Set task:
Where the string "ylabel" occurs in the material below, report the whole line.

Available data:
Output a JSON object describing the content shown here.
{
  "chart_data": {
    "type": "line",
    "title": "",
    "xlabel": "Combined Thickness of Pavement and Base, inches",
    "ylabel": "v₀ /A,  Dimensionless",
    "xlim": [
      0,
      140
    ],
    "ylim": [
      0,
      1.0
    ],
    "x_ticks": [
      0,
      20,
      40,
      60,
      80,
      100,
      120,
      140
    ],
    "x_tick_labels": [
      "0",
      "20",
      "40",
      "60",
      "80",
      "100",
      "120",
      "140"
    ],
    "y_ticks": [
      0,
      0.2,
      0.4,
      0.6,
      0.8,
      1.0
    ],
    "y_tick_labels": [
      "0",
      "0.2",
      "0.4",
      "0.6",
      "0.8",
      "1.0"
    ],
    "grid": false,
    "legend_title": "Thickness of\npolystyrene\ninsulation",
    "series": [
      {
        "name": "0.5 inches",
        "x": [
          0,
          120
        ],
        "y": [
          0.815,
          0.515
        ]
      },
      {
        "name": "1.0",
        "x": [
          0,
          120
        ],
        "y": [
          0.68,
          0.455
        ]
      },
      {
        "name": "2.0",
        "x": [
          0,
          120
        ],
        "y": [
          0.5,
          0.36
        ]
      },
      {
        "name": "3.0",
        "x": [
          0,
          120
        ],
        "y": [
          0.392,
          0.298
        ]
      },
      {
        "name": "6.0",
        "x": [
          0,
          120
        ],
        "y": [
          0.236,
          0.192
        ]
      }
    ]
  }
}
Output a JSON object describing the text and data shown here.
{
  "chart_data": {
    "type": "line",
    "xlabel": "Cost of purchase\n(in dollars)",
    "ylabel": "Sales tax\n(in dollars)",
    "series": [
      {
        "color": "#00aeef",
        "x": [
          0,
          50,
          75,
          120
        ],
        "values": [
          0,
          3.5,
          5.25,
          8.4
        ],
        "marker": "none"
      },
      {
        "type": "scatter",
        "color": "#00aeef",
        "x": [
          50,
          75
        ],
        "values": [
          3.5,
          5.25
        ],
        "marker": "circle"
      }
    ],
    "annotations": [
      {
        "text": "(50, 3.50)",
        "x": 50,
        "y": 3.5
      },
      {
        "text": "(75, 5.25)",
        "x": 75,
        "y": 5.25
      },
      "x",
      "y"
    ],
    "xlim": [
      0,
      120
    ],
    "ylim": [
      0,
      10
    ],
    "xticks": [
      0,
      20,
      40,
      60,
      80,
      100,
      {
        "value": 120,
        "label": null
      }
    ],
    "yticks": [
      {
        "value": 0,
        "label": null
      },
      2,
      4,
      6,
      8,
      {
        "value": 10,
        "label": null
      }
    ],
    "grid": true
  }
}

Reply:
    "ylabel": "v₀ /A,  Dimensionless",
    "ylabel": "Sales tax\n(in dollars)",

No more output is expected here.